**** Material

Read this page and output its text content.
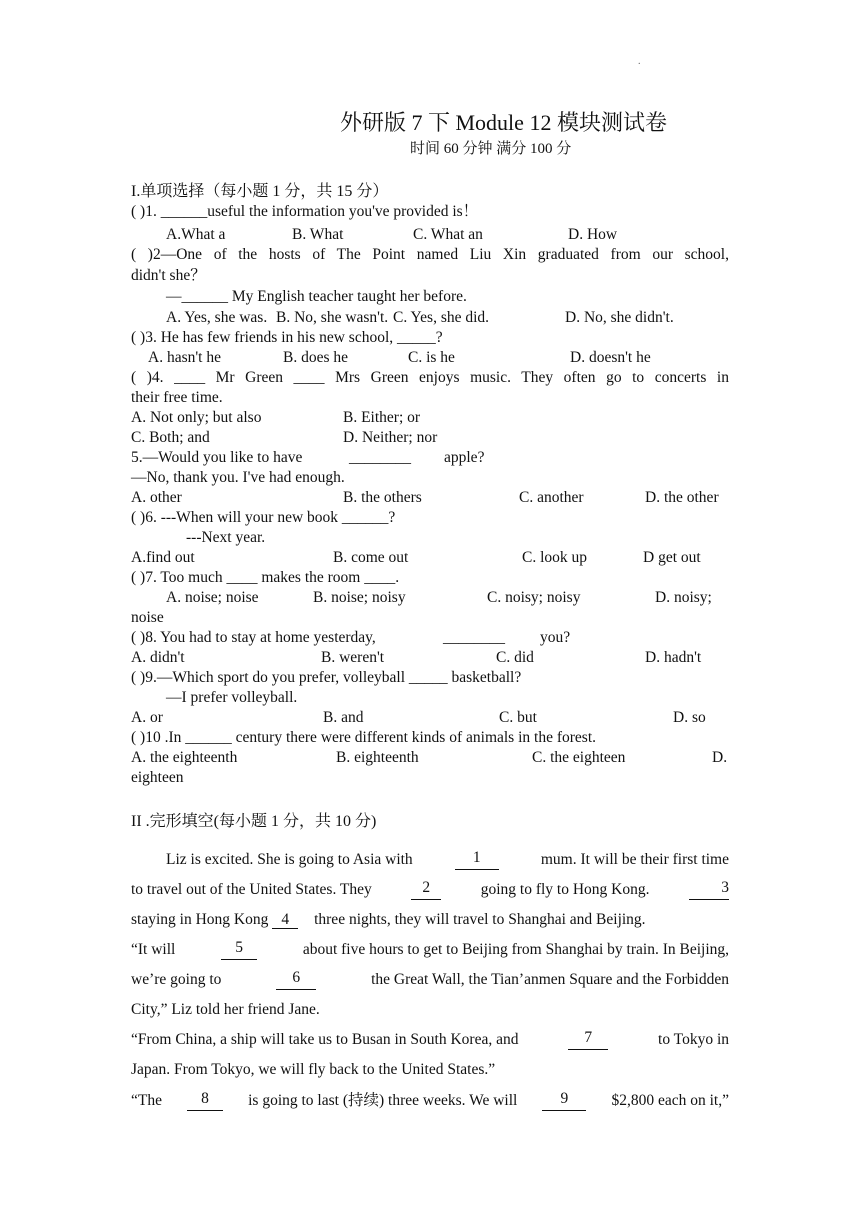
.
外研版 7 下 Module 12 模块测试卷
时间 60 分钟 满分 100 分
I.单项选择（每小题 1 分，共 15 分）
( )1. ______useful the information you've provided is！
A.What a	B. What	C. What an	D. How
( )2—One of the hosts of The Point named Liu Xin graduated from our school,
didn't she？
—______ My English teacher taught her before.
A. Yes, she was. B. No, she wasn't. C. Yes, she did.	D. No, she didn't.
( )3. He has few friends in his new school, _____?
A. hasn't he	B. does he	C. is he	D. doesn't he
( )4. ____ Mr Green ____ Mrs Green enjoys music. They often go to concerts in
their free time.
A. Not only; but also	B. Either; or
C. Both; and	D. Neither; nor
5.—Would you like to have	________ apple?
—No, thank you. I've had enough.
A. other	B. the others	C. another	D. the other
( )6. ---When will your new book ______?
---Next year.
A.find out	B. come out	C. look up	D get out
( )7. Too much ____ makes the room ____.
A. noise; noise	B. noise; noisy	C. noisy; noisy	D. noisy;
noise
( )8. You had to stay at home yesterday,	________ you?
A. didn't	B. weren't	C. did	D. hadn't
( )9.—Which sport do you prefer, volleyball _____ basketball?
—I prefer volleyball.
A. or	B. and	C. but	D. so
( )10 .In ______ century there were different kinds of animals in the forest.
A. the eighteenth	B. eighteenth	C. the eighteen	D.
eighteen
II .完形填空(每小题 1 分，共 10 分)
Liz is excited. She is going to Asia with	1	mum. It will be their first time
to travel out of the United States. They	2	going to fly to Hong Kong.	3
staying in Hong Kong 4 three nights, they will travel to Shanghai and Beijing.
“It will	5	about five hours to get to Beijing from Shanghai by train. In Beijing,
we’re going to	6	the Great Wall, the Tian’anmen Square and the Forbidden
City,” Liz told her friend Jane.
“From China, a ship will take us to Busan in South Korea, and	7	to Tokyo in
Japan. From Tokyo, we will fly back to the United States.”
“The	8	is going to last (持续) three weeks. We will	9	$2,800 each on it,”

********
**** Material

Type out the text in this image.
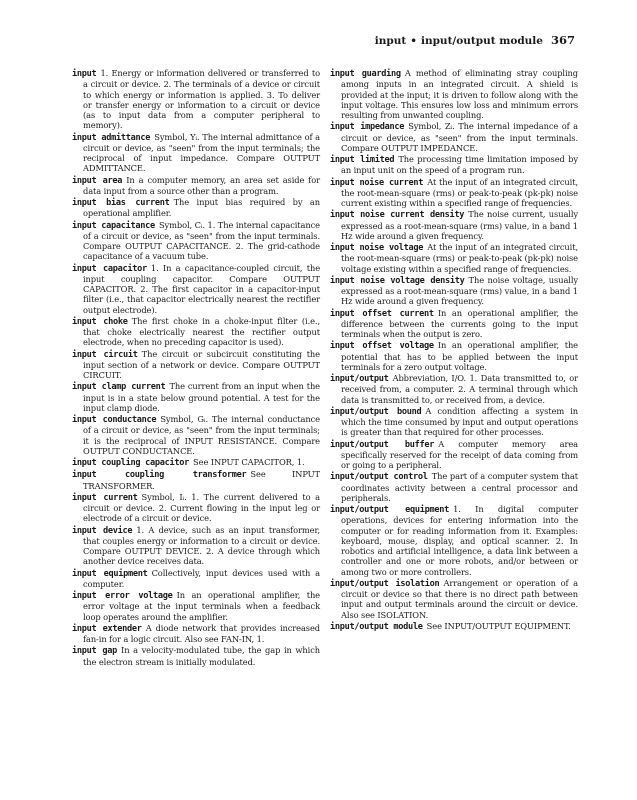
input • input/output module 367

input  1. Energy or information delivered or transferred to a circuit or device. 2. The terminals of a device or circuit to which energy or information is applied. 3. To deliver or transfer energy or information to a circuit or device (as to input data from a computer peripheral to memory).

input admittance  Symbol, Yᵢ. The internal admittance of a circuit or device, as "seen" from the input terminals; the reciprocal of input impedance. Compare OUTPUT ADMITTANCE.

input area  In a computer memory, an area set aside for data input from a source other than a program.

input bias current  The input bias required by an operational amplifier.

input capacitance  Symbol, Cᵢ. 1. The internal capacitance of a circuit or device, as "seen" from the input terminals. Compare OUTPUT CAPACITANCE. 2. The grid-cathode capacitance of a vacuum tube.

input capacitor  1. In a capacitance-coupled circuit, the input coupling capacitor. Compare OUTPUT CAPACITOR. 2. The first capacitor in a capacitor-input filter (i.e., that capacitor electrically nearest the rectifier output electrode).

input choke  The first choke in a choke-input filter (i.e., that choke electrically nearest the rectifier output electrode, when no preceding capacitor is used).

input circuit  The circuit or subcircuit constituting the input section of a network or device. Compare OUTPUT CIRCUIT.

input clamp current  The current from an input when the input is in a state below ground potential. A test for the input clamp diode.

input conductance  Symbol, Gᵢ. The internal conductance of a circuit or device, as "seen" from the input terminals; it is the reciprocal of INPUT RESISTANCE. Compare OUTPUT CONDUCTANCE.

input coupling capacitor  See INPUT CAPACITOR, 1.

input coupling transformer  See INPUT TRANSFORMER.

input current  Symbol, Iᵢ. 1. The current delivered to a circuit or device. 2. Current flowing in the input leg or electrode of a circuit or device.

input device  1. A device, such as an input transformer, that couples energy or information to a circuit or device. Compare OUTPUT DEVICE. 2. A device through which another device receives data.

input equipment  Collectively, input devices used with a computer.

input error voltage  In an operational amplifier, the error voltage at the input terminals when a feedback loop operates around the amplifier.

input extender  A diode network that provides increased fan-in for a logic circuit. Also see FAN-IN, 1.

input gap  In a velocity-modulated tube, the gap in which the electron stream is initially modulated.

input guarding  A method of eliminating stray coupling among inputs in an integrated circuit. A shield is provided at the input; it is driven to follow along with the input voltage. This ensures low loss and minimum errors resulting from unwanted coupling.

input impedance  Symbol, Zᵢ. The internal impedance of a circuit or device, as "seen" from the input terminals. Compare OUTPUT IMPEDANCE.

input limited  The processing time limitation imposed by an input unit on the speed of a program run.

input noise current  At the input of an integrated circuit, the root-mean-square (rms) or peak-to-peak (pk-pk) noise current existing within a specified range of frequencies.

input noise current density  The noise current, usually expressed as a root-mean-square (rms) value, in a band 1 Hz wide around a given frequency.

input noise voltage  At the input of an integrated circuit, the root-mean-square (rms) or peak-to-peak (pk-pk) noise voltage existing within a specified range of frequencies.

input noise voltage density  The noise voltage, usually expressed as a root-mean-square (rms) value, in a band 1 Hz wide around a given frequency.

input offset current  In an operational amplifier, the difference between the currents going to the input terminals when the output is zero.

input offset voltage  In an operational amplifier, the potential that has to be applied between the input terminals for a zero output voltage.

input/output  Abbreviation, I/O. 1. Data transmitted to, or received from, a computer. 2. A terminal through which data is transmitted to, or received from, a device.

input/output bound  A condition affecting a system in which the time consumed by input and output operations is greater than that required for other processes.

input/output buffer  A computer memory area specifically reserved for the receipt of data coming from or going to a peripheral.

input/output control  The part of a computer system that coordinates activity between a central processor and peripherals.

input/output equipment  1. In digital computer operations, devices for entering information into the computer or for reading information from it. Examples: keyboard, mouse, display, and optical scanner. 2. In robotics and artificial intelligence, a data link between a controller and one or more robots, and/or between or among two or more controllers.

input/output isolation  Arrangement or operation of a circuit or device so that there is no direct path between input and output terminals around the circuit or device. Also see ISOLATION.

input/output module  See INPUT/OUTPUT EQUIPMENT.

********

#### Instructions to follow:
From the data above, count the lines where "area" occurs and give that figure and nothing else.

#### Correct response:
2